━━━━━ Supplied records ━━━━━
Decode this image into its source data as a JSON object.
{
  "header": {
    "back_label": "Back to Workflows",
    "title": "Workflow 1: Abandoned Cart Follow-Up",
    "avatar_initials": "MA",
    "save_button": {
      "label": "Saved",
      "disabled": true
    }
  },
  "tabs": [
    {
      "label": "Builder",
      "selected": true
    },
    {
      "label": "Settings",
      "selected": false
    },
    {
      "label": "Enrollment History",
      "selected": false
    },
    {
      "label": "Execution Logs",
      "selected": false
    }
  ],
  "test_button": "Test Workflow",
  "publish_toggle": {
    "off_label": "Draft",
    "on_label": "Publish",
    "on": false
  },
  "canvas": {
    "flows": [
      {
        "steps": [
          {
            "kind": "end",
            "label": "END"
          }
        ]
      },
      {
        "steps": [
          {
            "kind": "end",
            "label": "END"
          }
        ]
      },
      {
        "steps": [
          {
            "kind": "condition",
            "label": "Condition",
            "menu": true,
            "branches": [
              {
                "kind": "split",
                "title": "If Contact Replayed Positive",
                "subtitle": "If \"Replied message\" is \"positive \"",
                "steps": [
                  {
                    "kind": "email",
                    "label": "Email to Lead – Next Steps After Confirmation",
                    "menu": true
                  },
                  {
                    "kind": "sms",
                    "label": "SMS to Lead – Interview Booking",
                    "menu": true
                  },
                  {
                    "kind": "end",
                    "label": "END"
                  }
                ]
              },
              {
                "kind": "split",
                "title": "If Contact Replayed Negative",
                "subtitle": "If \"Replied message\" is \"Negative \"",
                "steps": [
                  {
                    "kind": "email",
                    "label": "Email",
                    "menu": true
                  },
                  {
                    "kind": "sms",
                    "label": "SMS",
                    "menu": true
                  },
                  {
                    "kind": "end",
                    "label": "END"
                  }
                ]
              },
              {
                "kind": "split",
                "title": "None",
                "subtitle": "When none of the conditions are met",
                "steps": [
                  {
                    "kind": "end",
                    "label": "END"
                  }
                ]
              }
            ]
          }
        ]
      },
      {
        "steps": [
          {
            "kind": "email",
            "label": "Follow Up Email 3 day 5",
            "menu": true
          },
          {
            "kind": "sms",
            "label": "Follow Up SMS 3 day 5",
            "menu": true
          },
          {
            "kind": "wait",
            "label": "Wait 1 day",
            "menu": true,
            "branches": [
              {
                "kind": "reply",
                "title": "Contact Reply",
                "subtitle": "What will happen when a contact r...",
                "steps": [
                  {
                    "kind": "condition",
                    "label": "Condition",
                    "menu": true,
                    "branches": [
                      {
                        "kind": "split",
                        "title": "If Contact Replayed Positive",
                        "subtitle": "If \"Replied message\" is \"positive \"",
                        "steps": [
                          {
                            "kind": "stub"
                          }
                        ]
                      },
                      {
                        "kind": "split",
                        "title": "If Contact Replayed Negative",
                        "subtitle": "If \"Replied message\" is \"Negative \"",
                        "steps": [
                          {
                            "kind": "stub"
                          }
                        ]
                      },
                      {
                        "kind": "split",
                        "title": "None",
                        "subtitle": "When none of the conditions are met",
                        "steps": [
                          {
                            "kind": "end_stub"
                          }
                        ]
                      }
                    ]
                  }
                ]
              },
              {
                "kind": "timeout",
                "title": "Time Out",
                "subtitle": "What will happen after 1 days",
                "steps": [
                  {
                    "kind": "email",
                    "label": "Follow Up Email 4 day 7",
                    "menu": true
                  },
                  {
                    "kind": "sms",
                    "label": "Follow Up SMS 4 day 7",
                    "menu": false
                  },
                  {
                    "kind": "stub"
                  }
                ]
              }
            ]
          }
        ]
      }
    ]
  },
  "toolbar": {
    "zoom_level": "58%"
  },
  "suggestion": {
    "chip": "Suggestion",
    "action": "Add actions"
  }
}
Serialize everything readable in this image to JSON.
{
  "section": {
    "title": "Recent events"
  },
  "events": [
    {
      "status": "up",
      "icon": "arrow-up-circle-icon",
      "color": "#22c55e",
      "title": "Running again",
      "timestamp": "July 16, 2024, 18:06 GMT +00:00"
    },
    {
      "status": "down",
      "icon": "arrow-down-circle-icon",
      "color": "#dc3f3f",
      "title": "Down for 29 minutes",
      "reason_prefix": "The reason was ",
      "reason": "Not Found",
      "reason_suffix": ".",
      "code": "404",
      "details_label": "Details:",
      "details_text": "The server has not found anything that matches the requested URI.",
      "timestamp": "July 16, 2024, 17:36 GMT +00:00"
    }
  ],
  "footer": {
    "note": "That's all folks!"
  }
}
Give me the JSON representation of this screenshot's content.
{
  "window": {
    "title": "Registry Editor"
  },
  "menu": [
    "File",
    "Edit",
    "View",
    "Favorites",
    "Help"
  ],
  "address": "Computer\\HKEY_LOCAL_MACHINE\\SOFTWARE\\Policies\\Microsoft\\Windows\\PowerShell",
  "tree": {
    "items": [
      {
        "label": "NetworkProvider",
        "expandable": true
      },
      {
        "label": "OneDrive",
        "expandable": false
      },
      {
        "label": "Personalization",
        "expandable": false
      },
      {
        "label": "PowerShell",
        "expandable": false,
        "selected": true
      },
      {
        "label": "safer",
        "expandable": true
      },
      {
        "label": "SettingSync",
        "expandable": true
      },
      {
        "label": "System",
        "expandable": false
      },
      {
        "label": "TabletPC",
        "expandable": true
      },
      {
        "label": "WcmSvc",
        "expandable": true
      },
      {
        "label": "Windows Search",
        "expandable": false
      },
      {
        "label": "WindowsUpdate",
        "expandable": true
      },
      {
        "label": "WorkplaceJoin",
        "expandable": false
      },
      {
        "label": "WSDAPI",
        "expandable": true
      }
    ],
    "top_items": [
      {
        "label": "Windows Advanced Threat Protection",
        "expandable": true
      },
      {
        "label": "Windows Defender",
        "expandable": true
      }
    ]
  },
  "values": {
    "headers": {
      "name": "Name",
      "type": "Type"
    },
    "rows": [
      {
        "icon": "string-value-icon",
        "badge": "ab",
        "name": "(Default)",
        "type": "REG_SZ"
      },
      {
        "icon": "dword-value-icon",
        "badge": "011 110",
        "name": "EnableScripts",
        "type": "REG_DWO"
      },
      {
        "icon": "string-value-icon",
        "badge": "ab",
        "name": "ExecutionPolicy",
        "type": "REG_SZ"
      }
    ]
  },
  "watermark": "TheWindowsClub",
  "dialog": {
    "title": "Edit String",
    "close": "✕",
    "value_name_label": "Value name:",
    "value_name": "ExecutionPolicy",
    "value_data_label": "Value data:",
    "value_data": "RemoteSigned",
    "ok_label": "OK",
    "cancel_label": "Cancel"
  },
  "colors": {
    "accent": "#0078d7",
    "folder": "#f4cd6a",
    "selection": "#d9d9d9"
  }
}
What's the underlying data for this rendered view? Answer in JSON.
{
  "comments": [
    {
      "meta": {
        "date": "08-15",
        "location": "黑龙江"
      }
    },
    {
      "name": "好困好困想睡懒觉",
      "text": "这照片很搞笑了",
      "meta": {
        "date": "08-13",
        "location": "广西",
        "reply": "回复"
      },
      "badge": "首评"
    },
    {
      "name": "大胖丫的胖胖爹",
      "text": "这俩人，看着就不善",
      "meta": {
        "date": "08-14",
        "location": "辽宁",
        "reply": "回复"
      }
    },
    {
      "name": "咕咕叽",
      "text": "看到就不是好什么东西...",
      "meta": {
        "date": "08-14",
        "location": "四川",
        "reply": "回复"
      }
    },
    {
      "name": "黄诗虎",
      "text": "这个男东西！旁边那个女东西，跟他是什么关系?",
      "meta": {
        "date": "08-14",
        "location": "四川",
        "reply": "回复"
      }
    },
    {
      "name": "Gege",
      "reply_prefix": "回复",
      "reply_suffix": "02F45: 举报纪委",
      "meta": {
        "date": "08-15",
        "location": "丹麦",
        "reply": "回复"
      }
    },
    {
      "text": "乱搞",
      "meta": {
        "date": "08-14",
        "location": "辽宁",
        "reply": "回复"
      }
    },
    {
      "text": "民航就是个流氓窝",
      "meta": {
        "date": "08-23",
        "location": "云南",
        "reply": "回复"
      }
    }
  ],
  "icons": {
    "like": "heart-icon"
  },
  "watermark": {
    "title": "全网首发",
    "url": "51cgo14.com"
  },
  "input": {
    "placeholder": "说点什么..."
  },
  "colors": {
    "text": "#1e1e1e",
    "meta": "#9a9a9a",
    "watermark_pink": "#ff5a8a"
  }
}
━━━━━
> [What you are asked to do]:
Search the listing for the word "JSON" and return each line that holds it.

> [Exercise solution]:
Decode this image into its source data as a JSON object.
Serialize everything readable in this image to JSON.
Give me the JSON representation of this screenshot's content.
What's the underlying data for this rendered view? Answer in JSON.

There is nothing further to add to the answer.